_Problem to solve_
Arrange the records as a numbered list with blank lines omitted, starting at the beginning of the records and ending after the line that contains "y-tick-label: N xyxy=(585,851,595,867)".

_Data in this exercise_
══════════════════════════════
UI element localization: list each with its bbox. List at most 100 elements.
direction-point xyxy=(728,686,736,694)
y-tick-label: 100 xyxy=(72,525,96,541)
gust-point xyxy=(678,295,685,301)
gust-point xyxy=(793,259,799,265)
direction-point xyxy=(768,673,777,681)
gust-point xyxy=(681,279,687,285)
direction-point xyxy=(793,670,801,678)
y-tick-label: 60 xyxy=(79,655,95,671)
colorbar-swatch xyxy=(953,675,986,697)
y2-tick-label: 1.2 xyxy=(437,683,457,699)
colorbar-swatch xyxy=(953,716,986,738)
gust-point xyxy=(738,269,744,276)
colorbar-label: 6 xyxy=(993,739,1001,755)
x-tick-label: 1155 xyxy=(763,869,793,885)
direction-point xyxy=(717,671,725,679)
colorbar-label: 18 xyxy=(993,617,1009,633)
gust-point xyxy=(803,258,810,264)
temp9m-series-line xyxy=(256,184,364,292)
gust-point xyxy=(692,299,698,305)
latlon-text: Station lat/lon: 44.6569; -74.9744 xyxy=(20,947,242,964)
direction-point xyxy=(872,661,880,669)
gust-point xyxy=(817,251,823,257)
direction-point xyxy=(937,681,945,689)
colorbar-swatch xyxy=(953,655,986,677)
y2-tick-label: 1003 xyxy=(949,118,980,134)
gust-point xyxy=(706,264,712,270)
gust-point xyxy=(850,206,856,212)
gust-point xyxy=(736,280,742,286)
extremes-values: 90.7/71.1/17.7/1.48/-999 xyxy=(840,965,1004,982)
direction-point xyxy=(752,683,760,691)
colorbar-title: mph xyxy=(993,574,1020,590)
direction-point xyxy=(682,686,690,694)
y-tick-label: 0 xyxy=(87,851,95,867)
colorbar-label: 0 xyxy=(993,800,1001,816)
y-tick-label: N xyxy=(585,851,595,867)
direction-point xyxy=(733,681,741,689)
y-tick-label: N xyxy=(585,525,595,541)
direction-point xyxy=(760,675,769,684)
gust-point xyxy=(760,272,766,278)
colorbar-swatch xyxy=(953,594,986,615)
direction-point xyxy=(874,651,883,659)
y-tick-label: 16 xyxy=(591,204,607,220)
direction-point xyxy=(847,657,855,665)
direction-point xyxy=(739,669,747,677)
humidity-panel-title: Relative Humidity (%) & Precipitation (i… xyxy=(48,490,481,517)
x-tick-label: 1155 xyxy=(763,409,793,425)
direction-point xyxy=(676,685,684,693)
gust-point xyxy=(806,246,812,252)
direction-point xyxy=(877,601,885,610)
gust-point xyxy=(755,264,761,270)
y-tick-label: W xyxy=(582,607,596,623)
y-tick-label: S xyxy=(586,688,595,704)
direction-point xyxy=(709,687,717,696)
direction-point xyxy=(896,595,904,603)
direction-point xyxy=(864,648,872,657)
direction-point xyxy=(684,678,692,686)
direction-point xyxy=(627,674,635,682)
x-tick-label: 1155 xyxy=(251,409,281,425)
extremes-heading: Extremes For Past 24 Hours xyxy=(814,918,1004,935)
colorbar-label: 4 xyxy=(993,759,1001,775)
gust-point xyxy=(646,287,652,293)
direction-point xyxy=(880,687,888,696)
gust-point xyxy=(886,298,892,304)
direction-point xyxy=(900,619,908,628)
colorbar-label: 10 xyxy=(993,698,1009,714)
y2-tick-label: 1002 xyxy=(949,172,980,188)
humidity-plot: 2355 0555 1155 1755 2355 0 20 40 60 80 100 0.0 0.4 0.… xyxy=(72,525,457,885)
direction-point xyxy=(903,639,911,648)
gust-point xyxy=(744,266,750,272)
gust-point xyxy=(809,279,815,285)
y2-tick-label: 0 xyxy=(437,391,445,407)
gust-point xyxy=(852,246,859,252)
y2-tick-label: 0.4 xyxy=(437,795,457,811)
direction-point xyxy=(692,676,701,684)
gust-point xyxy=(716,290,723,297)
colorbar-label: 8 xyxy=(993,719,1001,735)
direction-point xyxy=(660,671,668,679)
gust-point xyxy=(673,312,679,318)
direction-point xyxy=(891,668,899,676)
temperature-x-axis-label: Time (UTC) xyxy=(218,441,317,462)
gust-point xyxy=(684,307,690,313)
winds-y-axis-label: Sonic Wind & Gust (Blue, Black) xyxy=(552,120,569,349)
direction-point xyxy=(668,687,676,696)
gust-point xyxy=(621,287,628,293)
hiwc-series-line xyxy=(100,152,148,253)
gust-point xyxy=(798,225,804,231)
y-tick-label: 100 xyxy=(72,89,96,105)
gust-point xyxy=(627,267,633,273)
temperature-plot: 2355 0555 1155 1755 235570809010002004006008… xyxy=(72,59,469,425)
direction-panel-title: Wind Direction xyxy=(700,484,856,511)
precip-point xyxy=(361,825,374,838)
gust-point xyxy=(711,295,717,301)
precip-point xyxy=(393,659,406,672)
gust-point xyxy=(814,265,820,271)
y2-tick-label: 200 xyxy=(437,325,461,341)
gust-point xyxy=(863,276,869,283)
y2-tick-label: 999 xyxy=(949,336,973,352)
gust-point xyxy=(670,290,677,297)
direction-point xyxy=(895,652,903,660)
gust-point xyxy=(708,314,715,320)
══════════════════════════════
_Response to this exercise_
1. UI element localization: list each with its bbox. List at most 100 elements.
2. direction-point xyxy=(728,686,736,694)
3. y-tick-label: 100 xyxy=(72,525,96,541)
4. gust-point xyxy=(678,295,685,301)
5. gust-point xyxy=(793,259,799,265)
6. direction-point xyxy=(768,673,777,681)
7. gust-point xyxy=(681,279,687,285)
8. direction-point xyxy=(793,670,801,678)
9. y-tick-label: 60 xyxy=(79,655,95,671)
10. colorbar-swatch xyxy=(953,675,986,697)
11. y2-tick-label: 1.2 xyxy=(437,683,457,699)
12. colorbar-swatch xyxy=(953,716,986,738)
13. gust-point xyxy=(738,269,744,276)
14. colorbar-label: 6 xyxy=(993,739,1001,755)
15. x-tick-label: 1155 xyxy=(763,869,793,885)
16. direction-point xyxy=(717,671,725,679)
17. colorbar-label: 18 xyxy=(993,617,1009,633)
18. gust-point xyxy=(803,258,810,264)
19. temp9m-series-line xyxy=(256,184,364,292)
20. gust-point xyxy=(692,299,698,305)
21. latlon-text: Station lat/lon: 44.6569; -74.9744 xyxy=(20,947,242,964)
22. direction-point xyxy=(872,661,880,669)
23. gust-point xyxy=(817,251,823,257)
24. direction-point xyxy=(937,681,945,689)
25. colorbar-swatch xyxy=(953,655,986,677)
26. y2-tick-label: 1003 xyxy=(949,118,980,134)
27. gust-point xyxy=(706,264,712,270)
28. gust-point xyxy=(850,206,856,212)
29. gust-point xyxy=(736,280,742,286)
30. extremes-values: 90.7/71.1/17.7/1.48/-999 xyxy=(840,965,1004,982)
31. direction-point xyxy=(752,683,760,691)
32. colorbar-title: mph xyxy=(993,574,1020,590)
33. direction-point xyxy=(682,686,690,694)
34. y-tick-label: 0 xyxy=(87,851,95,867)
35. colorbar-label: 0 xyxy=(993,800,1001,816)
36. y-tick-label: N xyxy=(585,851,595,867)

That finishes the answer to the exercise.